● **What is required**: Every record must be repeated exactly; omit any pictures they contain.

● **Dataset records**:
_ _ _ _ _

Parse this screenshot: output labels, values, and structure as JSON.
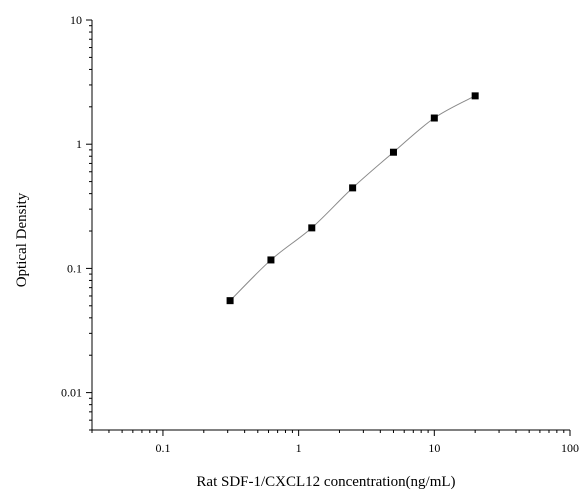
{
  "chart_data": {
    "type": "scatter",
    "title": "",
    "xlabel": "Rat SDF-1/CXCL12 concentration(ng/mL)",
    "ylabel": "Optical Density",
    "x_scale": "log",
    "y_scale": "log",
    "xlim": [
      0.03,
      100
    ],
    "ylim": [
      0.005,
      10
    ],
    "x_tick_values": [
      0.1,
      1,
      10,
      100
    ],
    "x_tick_labels": [
      "0.1",
      "1",
      "10",
      "100"
    ],
    "y_tick_values": [
      0.01,
      0.1,
      1,
      10
    ],
    "y_tick_labels": [
      "0.01",
      "0.1",
      "1",
      "10"
    ],
    "grid": false,
    "legend": "none",
    "series": [
      {
        "x": [
          0.3125,
          0.625,
          1.25,
          2.5,
          5,
          10,
          20
        ],
        "y": [
          0.055,
          0.117,
          0.212,
          0.445,
          0.862,
          1.625,
          2.45
        ],
        "marker": "square",
        "color": "#000000",
        "fit_line": true,
        "line_color": "#8a8a8a"
      }
    ]
  }
}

_ _ _ _ _

● **Reply**:
Parse this screenshot: output labels, values, and structure as JSON.
{
  "chart_data": {
    "type": "scatter",
    "title": "",
    "xlabel": "Rat SDF-1/CXCL12 concentration(ng/mL)",
    "ylabel": "Optical Density",
    "x_scale": "log",
    "y_scale": "log",
    "xlim": [
      0.03,
      100
    ],
    "ylim": [
      0.005,
      10
    ],
    "x_tick_values": [
      0.1,
      1,
      10,
      100
    ],
    "x_tick_labels": [
      "0.1",
      "1",
      "10",
      "100"
    ],
    "y_tick_values": [
      0.01,
      0.1,
      1,
      10
    ],
    "y_tick_labels": [
      "0.01",
      "0.1",
      "1",
      "10"
    ],
    "grid": false,
    "legend": "none",
    "series": [
      {
        "x": [
          0.3125,
          0.625,
          1.25,
          2.5,
          5,
          10,
          20
        ],
        "y": [
          0.055,
          0.117,
          0.212,
          0.445,
          0.862,
          1.625,
          2.45
        ],
        "marker": "square",
        "color": "#000000",
        "fit_line": true,
        "line_color": "#8a8a8a"
      }
    ]
  }
}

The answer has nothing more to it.